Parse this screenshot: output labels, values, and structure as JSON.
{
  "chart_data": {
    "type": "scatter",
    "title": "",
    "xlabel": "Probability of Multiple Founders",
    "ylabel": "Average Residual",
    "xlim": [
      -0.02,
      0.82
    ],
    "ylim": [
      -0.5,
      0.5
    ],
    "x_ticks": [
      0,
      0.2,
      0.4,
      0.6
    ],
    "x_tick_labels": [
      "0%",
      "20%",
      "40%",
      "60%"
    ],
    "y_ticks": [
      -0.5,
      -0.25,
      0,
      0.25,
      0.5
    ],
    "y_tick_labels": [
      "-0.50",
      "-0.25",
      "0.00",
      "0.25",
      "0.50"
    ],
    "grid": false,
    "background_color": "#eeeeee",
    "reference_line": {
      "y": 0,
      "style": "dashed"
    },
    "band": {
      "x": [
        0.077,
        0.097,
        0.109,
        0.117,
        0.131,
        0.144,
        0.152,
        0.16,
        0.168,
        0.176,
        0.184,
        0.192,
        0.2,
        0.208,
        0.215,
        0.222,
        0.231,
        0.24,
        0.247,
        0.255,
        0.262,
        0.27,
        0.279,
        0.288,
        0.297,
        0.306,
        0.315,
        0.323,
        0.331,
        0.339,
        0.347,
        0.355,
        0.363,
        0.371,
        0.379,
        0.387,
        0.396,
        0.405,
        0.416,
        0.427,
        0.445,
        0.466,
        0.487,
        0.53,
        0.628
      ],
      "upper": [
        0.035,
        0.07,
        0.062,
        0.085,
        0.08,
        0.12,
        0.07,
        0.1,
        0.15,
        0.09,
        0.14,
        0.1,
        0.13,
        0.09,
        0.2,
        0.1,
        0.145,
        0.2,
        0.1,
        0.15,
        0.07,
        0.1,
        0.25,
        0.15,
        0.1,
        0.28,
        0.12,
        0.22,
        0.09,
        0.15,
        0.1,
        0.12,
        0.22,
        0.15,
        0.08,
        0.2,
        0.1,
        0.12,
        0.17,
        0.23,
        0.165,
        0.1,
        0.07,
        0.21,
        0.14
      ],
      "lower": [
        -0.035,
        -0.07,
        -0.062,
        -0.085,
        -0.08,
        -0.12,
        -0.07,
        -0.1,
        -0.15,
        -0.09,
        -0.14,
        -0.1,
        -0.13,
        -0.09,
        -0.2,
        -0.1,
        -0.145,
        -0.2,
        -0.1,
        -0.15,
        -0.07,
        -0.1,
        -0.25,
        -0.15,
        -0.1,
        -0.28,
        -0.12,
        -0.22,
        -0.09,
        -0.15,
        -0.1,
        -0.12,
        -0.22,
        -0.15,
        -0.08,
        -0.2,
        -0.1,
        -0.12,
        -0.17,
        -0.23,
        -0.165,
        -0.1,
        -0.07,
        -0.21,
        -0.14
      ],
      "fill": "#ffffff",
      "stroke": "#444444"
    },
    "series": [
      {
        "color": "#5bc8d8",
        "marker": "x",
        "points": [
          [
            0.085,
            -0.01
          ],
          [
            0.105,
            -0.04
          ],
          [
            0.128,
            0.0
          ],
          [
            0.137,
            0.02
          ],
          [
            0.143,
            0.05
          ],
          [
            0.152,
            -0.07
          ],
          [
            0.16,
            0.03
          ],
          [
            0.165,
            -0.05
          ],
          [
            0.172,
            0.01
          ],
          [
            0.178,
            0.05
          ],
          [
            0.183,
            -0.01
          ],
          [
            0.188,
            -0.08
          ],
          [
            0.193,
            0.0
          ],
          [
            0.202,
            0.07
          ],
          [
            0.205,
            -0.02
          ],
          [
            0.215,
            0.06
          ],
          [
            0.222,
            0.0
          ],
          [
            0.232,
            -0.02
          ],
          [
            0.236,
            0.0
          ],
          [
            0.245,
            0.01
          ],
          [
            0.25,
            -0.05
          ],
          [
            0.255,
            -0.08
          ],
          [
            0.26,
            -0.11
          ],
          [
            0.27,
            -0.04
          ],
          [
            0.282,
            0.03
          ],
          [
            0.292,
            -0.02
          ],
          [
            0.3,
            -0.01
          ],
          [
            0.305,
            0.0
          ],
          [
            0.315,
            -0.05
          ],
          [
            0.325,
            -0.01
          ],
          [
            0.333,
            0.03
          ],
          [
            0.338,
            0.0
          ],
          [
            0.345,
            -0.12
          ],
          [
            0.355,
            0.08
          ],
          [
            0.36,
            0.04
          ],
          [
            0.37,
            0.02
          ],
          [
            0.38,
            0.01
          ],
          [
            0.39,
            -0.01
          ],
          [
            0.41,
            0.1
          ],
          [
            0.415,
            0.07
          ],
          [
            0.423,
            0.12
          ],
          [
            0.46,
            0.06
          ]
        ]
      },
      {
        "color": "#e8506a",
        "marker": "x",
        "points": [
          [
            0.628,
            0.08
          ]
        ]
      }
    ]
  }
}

What you will do: Transcribe all of the material exactly. Omit nothing.

Exercise solution:
Parse this screenshot: output labels, values, and structure as JSON.
{
  "chart_data": {
    "type": "scatter",
    "title": "",
    "xlabel": "Probability of Multiple Founders",
    "ylabel": "Average Residual",
    "xlim": [
      -0.02,
      0.82
    ],
    "ylim": [
      -0.5,
      0.5
    ],
    "x_ticks": [
      0,
      0.2,
      0.4,
      0.6
    ],
    "x_tick_labels": [
      "0%",
      "20%",
      "40%",
      "60%"
    ],
    "y_ticks": [
      -0.5,
      -0.25,
      0,
      0.25,
      0.5
    ],
    "y_tick_labels": [
      "-0.50",
      "-0.25",
      "0.00",
      "0.25",
      "0.50"
    ],
    "grid": false,
    "background_color": "#eeeeee",
    "reference_line": {
      "y": 0,
      "style": "dashed"
    },
    "band": {
      "x": [
        0.077,
        0.097,
        0.109,
        0.117,
        0.131,
        0.144,
        0.152,
        0.16,
        0.168,
        0.176,
        0.184,
        0.192,
        0.2,
        0.208,
        0.215,
        0.222,
        0.231,
        0.24,
        0.247,
        0.255,
        0.262,
        0.27,
        0.279,
        0.288,
        0.297,
        0.306,
        0.315,
        0.323,
        0.331,
        0.339,
        0.347,
        0.355,
        0.363,
        0.371,
        0.379,
        0.387,
        0.396,
        0.405,
        0.416,
        0.427,
        0.445,
        0.466,
        0.487,
        0.53,
        0.628
      ],
      "upper": [
        0.035,
        0.07,
        0.062,
        0.085,
        0.08,
        0.12,
        0.07,
        0.1,
        0.15,
        0.09,
        0.14,
        0.1,
        0.13,
        0.09,
        0.2,
        0.1,
        0.145,
        0.2,
        0.1,
        0.15,
        0.07,
        0.1,
        0.25,
        0.15,
        0.1,
        0.28,
        0.12,
        0.22,
        0.09,
        0.15,
        0.1,
        0.12,
        0.22,
        0.15,
        0.08,
        0.2,
        0.1,
        0.12,
        0.17,
        0.23,
        0.165,
        0.1,
        0.07,
        0.21,
        0.14
      ],
      "lower": [
        -0.035,
        -0.07,
        -0.062,
        -0.085,
        -0.08,
        -0.12,
        -0.07,
        -0.1,
        -0.15,
        -0.09,
        -0.14,
        -0.1,
        -0.13,
        -0.09,
        -0.2,
        -0.1,
        -0.145,
        -0.2,
        -0.1,
        -0.15,
        -0.07,
        -0.1,
        -0.25,
        -0.15,
        -0.1,
        -0.28,
        -0.12,
        -0.22,
        -0.09,
        -0.15,
        -0.1,
        -0.12,
        -0.22,
        -0.15,
        -0.08,
        -0.2,
        -0.1,
        -0.12,
        -0.17,
        -0.23,
        -0.165,
        -0.1,
        -0.07,
        -0.21,
        -0.14
      ],
      "fill": "#ffffff",
      "stroke": "#444444"
    },
    "series": [
      {
        "color": "#5bc8d8",
        "marker": "x",
        "points": [
          [
            0.085,
            -0.01
          ],
          [
            0.105,
            -0.04
          ],
          [
            0.128,
            0.0
          ],
          [
            0.137,
            0.02
          ],
          [
            0.143,
            0.05
          ],
          [
            0.152,
            -0.07
          ],
          [
            0.16,
            0.03
          ],
          [
            0.165,
            -0.05
          ],
          [
            0.172,
            0.01
          ],
          [
            0.178,
            0.05
          ],
          [
            0.183,
            -0.01
          ],
          [
            0.188,
            -0.08
          ],
          [
            0.193,
            0.0
          ],
          [
            0.202,
            0.07
          ],
          [
            0.205,
            -0.02
          ],
          [
            0.215,
            0.06
          ],
          [
            0.222,
            0.0
          ],
          [
            0.232,
            -0.02
          ],
          [
            0.236,
            0.0
          ],
          [
            0.245,
            0.01
          ],
          [
            0.25,
            -0.05
          ],
          [
            0.255,
            -0.08
          ],
          [
            0.26,
            -0.11
          ],
          [
            0.27,
            -0.04
          ],
          [
            0.282,
            0.03
          ],
          [
            0.292,
            -0.02
          ],
          [
            0.3,
            -0.01
          ],
          [
            0.305,
            0.0
          ],
          [
            0.315,
            -0.05
          ],
          [
            0.325,
            -0.01
          ],
          [
            0.333,
            0.03
          ],
          [
            0.338,
            0.0
          ],
          [
            0.345,
            -0.12
          ],
          [
            0.355,
            0.08
          ],
          [
            0.36,
            0.04
          ],
          [
            0.37,
            0.02
          ],
          [
            0.38,
            0.01
          ],
          [
            0.39,
            -0.01
          ],
          [
            0.41,
            0.1
          ],
          [
            0.415,
            0.07
          ],
          [
            0.423,
            0.12
          ],
          [
            0.46,
            0.06
          ]
        ]
      },
      {
        "color": "#e8506a",
        "marker": "x",
        "points": [
          [
            0.628,
            0.08
          ]
        ]
      }
    ]
  }
}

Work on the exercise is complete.